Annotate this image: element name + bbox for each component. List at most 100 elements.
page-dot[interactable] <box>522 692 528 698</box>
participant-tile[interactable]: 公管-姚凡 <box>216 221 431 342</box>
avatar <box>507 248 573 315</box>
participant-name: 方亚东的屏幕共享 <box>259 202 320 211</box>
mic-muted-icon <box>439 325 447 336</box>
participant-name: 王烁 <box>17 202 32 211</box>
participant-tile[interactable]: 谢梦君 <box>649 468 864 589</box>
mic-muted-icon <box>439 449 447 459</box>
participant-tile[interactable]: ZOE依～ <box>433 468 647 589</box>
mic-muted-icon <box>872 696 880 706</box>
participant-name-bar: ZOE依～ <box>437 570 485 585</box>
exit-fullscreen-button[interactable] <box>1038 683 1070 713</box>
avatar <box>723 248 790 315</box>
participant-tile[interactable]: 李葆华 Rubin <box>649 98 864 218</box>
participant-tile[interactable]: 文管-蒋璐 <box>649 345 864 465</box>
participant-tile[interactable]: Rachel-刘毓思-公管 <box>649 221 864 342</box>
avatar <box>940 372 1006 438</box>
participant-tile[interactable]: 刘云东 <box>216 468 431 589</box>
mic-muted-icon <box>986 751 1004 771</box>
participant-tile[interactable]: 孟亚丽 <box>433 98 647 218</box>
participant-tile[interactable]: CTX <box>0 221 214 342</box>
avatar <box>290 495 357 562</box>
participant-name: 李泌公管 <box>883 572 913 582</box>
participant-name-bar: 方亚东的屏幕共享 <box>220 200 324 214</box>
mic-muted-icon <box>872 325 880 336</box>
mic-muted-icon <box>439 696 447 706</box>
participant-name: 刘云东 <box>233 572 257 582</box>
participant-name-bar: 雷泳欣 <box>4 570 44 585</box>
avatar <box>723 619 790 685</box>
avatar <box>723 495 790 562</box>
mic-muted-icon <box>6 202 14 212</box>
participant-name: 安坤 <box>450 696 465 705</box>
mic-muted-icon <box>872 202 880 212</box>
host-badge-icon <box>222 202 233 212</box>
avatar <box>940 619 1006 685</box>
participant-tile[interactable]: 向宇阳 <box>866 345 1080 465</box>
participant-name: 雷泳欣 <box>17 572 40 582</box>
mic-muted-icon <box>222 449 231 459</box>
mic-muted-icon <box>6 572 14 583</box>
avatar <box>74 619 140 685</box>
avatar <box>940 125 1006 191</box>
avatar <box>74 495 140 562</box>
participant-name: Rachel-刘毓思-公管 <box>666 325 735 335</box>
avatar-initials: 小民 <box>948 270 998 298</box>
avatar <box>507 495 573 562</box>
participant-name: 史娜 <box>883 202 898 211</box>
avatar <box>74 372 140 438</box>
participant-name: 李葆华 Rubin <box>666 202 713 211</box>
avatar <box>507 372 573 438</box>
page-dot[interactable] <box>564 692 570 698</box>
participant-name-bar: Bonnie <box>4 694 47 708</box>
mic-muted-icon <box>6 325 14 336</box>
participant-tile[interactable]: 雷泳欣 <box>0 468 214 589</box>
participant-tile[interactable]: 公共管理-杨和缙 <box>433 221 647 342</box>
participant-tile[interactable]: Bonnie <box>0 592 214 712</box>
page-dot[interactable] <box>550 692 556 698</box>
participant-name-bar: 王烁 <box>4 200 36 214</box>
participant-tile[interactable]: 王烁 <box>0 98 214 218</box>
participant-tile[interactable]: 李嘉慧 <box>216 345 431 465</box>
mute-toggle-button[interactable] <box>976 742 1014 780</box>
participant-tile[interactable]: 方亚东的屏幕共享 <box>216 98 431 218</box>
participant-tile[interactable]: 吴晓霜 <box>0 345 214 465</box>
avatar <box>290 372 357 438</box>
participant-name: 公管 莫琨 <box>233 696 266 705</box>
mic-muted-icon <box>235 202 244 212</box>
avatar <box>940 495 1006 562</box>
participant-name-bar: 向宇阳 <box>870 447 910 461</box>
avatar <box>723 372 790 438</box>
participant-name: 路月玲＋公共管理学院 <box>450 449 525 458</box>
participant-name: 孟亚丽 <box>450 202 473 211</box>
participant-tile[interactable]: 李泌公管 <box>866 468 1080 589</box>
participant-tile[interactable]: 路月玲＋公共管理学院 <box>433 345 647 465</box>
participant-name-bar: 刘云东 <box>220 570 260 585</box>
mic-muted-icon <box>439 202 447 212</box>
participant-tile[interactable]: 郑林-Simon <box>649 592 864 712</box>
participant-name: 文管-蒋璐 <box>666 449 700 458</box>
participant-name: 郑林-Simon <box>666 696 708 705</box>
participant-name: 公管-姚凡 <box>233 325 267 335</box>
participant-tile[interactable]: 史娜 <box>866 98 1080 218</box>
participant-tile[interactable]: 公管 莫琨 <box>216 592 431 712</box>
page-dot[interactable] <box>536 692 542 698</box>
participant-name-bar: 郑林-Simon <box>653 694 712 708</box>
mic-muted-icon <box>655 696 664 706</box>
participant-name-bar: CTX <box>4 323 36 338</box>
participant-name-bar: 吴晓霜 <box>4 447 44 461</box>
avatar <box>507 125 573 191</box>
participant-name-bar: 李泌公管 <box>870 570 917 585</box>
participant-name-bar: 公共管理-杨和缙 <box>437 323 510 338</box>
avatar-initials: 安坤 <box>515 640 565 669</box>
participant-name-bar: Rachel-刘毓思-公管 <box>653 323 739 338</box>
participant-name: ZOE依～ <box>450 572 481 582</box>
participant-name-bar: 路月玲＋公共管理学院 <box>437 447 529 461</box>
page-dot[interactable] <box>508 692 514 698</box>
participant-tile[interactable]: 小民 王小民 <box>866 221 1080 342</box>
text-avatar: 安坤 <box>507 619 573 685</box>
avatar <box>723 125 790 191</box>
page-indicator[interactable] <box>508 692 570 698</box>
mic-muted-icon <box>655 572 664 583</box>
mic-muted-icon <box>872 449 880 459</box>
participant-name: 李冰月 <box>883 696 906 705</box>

****************

Da fare:
Riscrivi tutte le righe dei dati sopra, sostituendo ogni "mic-muted-icon" con "mic-off-icon" e lasciando invariato tutto il resto.

Risultato atteso:
Annotate this image: element name + bbox for each component. List at most 100 elements.
page-dot[interactable] <box>522 692 528 698</box>
participant-tile[interactable]: 公管-姚凡 <box>216 221 431 342</box>
avatar <box>507 248 573 315</box>
participant-name: 方亚东的屏幕共享 <box>259 202 320 211</box>
mic-off-icon <box>439 325 447 336</box>
participant-name: 王烁 <box>17 202 32 211</box>
participant-tile[interactable]: 谢梦君 <box>649 468 864 589</box>
mic-off-icon <box>439 449 447 459</box>
participant-tile[interactable]: ZOE依～ <box>433 468 647 589</box>
mic-off-icon <box>872 696 880 706</box>
participant-name-bar: ZOE依～ <box>437 570 485 585</box>
exit-fullscreen-button[interactable] <box>1038 683 1070 713</box>
avatar <box>723 248 790 315</box>
participant-tile[interactable]: 李葆华 Rubin <box>649 98 864 218</box>
participant-tile[interactable]: 文管-蒋璐 <box>649 345 864 465</box>
participant-tile[interactable]: Rachel-刘毓思-公管 <box>649 221 864 342</box>
avatar <box>940 372 1006 438</box>
participant-tile[interactable]: 刘云东 <box>216 468 431 589</box>
mic-off-icon <box>986 751 1004 771</box>
participant-tile[interactable]: 孟亚丽 <box>433 98 647 218</box>
participant-tile[interactable]: CTX <box>0 221 214 342</box>
avatar <box>290 495 357 562</box>
participant-name: 李泌公管 <box>883 572 913 582</box>
participant-name-bar: 方亚东的屏幕共享 <box>220 200 324 214</box>
mic-off-icon <box>872 325 880 336</box>
mic-off-icon <box>439 696 447 706</box>
participant-name: 刘云东 <box>233 572 257 582</box>
participant-name-bar: 雷泳欣 <box>4 570 44 585</box>
avatar <box>723 619 790 685</box>
avatar <box>723 495 790 562</box>
mic-off-icon <box>6 202 14 212</box>
participant-name: 安坤 <box>450 696 465 705</box>
mic-off-icon <box>872 202 880 212</box>
host-badge-icon <box>222 202 233 212</box>
avatar <box>940 619 1006 685</box>
participant-tile[interactable]: 向宇阳 <box>866 345 1080 465</box>
participant-name: 雷泳欣 <box>17 572 40 582</box>
mic-off-icon <box>222 449 231 459</box>
mic-off-icon <box>6 572 14 583</box>
avatar <box>74 619 140 685</box>
avatar <box>940 125 1006 191</box>
avatar <box>74 495 140 562</box>
participant-name: Rachel-刘毓思-公管 <box>666 325 735 335</box>
avatar-initials: 小民 <box>948 270 998 298</box>
avatar <box>507 495 573 562</box>
participant-name: 史娜 <box>883 202 898 211</box>
avatar <box>74 372 140 438</box>
participant-name: 李葆华 Rubin <box>666 202 713 211</box>
avatar <box>507 372 573 438</box>
page-dot[interactable] <box>564 692 570 698</box>
participant-name-bar: Bonnie <box>4 694 47 708</box>
mic-off-icon <box>6 325 14 336</box>
participant-tile[interactable]: 雷泳欣 <box>0 468 214 589</box>
participant-tile[interactable]: 公共管理-杨和缙 <box>433 221 647 342</box>
participant-tile[interactable]: Bonnie <box>0 592 214 712</box>
page-dot[interactable] <box>550 692 556 698</box>
participant-name-bar: 王烁 <box>4 200 36 214</box>
participant-tile[interactable]: 王烁 <box>0 98 214 218</box>
participant-tile[interactable]: 李嘉慧 <box>216 345 431 465</box>
mute-toggle-button[interactable] <box>976 742 1014 780</box>
participant-tile[interactable]: 方亚东的屏幕共享 <box>216 98 431 218</box>
participant-tile[interactable]: 吴晓霜 <box>0 345 214 465</box>
avatar <box>290 372 357 438</box>
participant-name: 公管 莫琨 <box>233 696 266 705</box>
mic-off-icon <box>235 202 244 212</box>
avatar <box>940 495 1006 562</box>
participant-name-bar: 向宇阳 <box>870 447 910 461</box>
avatar <box>723 372 790 438</box>
participant-name: 路月玲＋公共管理学院 <box>450 449 525 458</box>
participant-name: 孟亚丽 <box>450 202 473 211</box>
participant-tile[interactable]: 李泌公管 <box>866 468 1080 589</box>
participant-tile[interactable]: 路月玲＋公共管理学院 <box>433 345 647 465</box>
participant-name-bar: 刘云东 <box>220 570 260 585</box>
mic-off-icon <box>439 202 447 212</box>
participant-tile[interactable]: 郑林-Simon <box>649 592 864 712</box>
participant-name: 文管-蒋璐 <box>666 449 700 458</box>
participant-name: 郑林-Simon <box>666 696 708 705</box>
participant-name: 公管-姚凡 <box>233 325 267 335</box>
participant-tile[interactable]: 史娜 <box>866 98 1080 218</box>
participant-tile[interactable]: 公管 莫琨 <box>216 592 431 712</box>
page-dot[interactable] <box>536 692 542 698</box>
participant-name-bar: 郑林-Simon <box>653 694 712 708</box>
mic-off-icon <box>655 696 664 706</box>
participant-name-bar: CTX <box>4 323 36 338</box>
participant-name-bar: 吴晓霜 <box>4 447 44 461</box>
avatar <box>507 125 573 191</box>
participant-name-bar: 李泌公管 <box>870 570 917 585</box>
participant-name-bar: 公共管理-杨和缙 <box>437 323 510 338</box>
avatar-initials: 安坤 <box>515 640 565 669</box>
participant-name-bar: Rachel-刘毓思-公管 <box>653 323 739 338</box>
participant-name: ZOE依～ <box>450 572 481 582</box>
participant-name-bar: 路月玲＋公共管理学院 <box>437 447 529 461</box>
page-dot[interactable] <box>508 692 514 698</box>
participant-tile[interactable]: 小民 王小民 <box>866 221 1080 342</box>
text-avatar: 安坤 <box>507 619 573 685</box>
avatar <box>723 125 790 191</box>
page-indicator[interactable] <box>508 692 570 698</box>
mic-off-icon <box>655 572 664 583</box>
mic-off-icon <box>872 449 880 459</box>
participant-name: 李冰月 <box>883 696 906 705</box>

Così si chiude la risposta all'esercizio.